## Start INPUT FOR THIS TASK
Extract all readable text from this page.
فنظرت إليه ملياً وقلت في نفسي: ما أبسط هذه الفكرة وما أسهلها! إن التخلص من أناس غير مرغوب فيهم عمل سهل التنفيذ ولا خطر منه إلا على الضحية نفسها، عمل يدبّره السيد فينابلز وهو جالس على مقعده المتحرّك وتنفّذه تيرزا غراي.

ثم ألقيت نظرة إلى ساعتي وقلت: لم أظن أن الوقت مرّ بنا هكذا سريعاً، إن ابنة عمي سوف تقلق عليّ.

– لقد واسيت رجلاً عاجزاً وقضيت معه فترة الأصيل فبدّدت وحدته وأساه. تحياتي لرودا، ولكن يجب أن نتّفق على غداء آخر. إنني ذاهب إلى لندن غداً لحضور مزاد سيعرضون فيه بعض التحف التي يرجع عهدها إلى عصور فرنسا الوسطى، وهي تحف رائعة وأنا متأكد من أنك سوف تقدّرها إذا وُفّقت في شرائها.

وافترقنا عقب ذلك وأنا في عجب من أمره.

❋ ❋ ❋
## End INPUT FOR THIS TASK
### EXERCISE AIM
Write the entries again, exactly as they stand.

### WRITTEN ANSWER
Extract all readable text from this page.
فنظرت إليه ملياً وقلت في نفسي: ما أبسط هذه الفكرة وما أسهلها! إن التخلص من أناس غير مرغوب فيهم عمل سهل التنفيذ ولا خطر منه إلا على الضحية نفسها، عمل يدبّره السيد فينابلز وهو جالس على مقعده المتحرّك وتنفّذه تيرزا غراي.

ثم ألقيت نظرة إلى ساعتي وقلت: لم أظن أن الوقت مرّ بنا هكذا سريعاً، إن ابنة عمي سوف تقلق عليّ.

– لقد واسيت رجلاً عاجزاً وقضيت معه فترة الأصيل فبدّدت وحدته وأساه. تحياتي لرودا، ولكن يجب أن نتّفق على غداء آخر. إنني ذاهب إلى لندن غداً لحضور مزاد سيعرضون فيه بعض التحف التي يرجع عهدها إلى عصور فرنسا الوسطى، وهي تحف رائعة وأنا متأكد من أنك سوف تقدّرها إذا وُفّقت في شرائها.

وافترقنا عقب ذلك وأنا في عجب من أمره.

❋ ❋ ❋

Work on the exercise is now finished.